• Challenge: Output the entries word for word. Omit images.

--- BEGIN ---

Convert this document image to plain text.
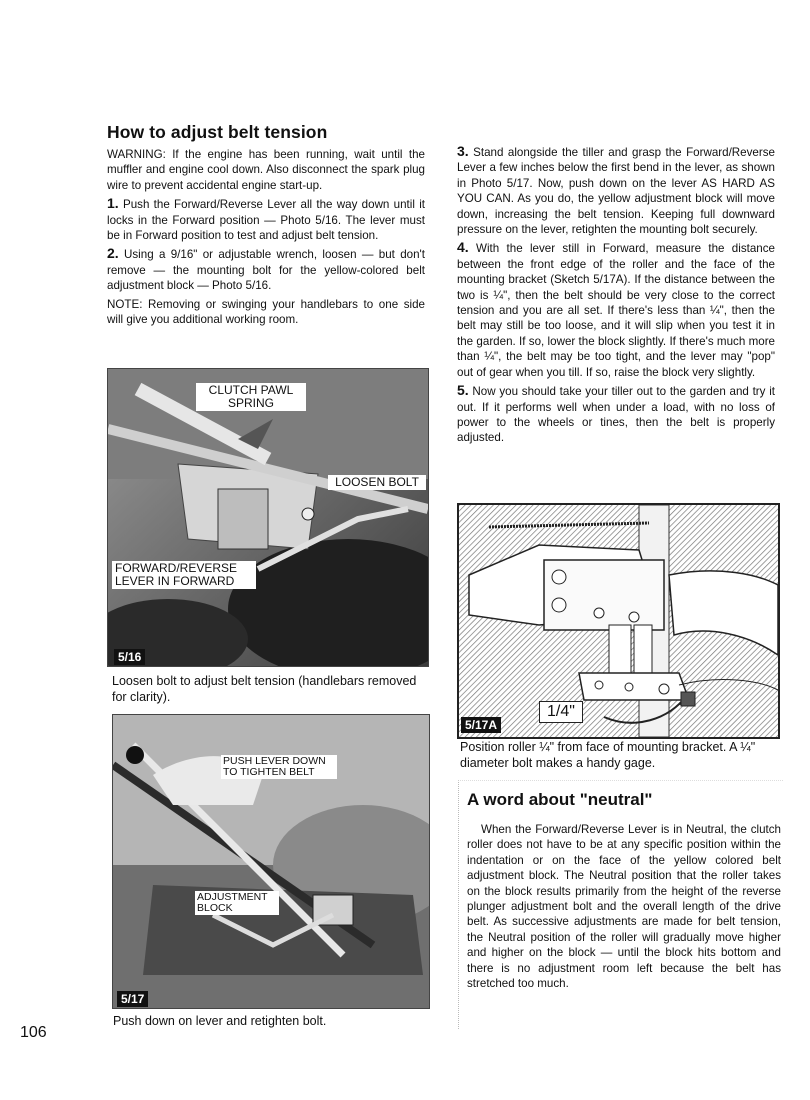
How to adjust belt tension

WARNING: If the engine has been running, wait until the muffler and engine cool down. Also disconnect the spark plug wire to prevent accidental engine start-up.

1. Push the Forward/Reverse Lever all the way down until it locks in the Forward position — Photo 5/16. The lever must be in Forward position to test and adjust belt tension.

2. Using a 9/16" or adjustable wrench, loosen — but don't remove — the mounting bolt for the yellow-colored belt adjustment block — Photo 5/16.

NOTE: Removing or swinging your handlebars to one side will give you additional working room.

3. Stand alongside the tiller and grasp the Forward/Reverse Lever a few inches below the first bend in the lever, as shown in Photo 5/17. Now, push down on the lever AS HARD AS YOU CAN. As you do, the yellow adjustment block will move down, increasing the belt tension. Keeping full downward pressure on the lever, retighten the mounting bolt securely.

4. With the lever still in Forward, measure the distance between the front edge of the roller and the face of the mounting bracket (Sketch 5/17A). If the distance between the two is ¼", then the belt should be very close to the correct tension and you are all set. If there's less than ¼", then the belt may still be too loose, and it will slip when you test it in the garden. If so, lower the block slightly. If there's much more than ¼", the belt may be too tight, and the lever may "pop" out of gear when you till. If so, raise the block very slightly.

5. Now you should take your tiller out to the garden and try it out. If it performs well when under a load, with no loss of power to the wheels or tines, then the belt is properly adjusted.

CLUTCH PAWL SPRING
LOOSEN BOLT
FORWARD/REVERSE LEVER IN FORWARD
5/16
Loosen bolt to adjust belt tension (handlebars removed for clarity).
PUSH LEVER DOWN TO TIGHTEN BELT
ADJUSTMENT BLOCK
5/17
Push down on lever and retighten bolt.
1/4"
5/17A
Position roller ¼" from face of mounting bracket. A ¼" diameter bolt makes a handy gage.
A word about "neutral"

When the Forward/Reverse Lever is in Neutral, the clutch roller does not have to be at any specific position within the indentation or on the face of the yellow colored belt adjustment block. The Neutral position that the roller takes on the block results primarily from the height of the reverse plunger adjustment bolt and the overall length of the drive belt. As successive adjustments are made for belt tension, the Neutral position of the roller will gradually move higher and higher on the block — until the block hits bottom and there is no adjustment room left because the belt has stretched too much.

106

--- END ---

• Task output:
Convert this document image to plain text.
How to adjust belt tension

WARNING: If the engine has been running, wait until the muffler and engine cool down. Also disconnect the spark plug wire to prevent accidental engine start-up.

1. Push the Forward/Reverse Lever all the way down until it locks in the Forward position — Photo 5/16. The lever must be in Forward position to test and adjust belt tension.

2. Using a 9/16" or adjustable wrench, loosen — but don't remove — the mounting bolt for the yellow-colored belt adjustment block — Photo 5/16.

NOTE: Removing or swinging your handlebars to one side will give you additional working room.

3. Stand alongside the tiller and grasp the Forward/Reverse Lever a few inches below the first bend in the lever, as shown in Photo 5/17. Now, push down on the lever AS HARD AS YOU CAN. As you do, the yellow adjustment block will move down, increasing the belt tension. Keeping full downward pressure on the lever, retighten the mounting bolt securely.

4. With the lever still in Forward, measure the distance between the front edge of the roller and the face of the mounting bracket (Sketch 5/17A). If the distance between the two is ¼", then the belt should be very close to the correct tension and you are all set. If there's less than ¼", then the belt may still be too loose, and it will slip when you test it in the garden. If so, lower the block slightly. If there's much more than ¼", the belt may be too tight, and the lever may "pop" out of gear when you till. If so, raise the block very slightly.

5. Now you should take your tiller out to the garden and try it out. If it performs well when under a load, with no loss of power to the wheels or tines, then the belt is properly adjusted.

CLUTCH PAWL SPRING
LOOSEN BOLT
FORWARD/REVERSE LEVER IN FORWARD
5/16
Loosen bolt to adjust belt tension (handlebars removed for clarity).
PUSH LEVER DOWN TO TIGHTEN BELT
ADJUSTMENT BLOCK
5/17
Push down on lever and retighten bolt.
1/4"
5/17A
Position roller ¼" from face of mounting bracket. A ¼" diameter bolt makes a handy gage.
A word about "neutral"

When the Forward/Reverse Lever is in Neutral, the clutch roller does not have to be at any specific position within the indentation or on the face of the yellow colored belt adjustment block. The Neutral position that the roller takes on the block results primarily from the height of the reverse plunger adjustment bolt and the overall length of the drive belt. As successive adjustments are made for belt tension, the Neutral position of the roller will gradually move higher and higher on the block — until the block hits bottom and there is no adjustment room left because the belt has stretched too much.

106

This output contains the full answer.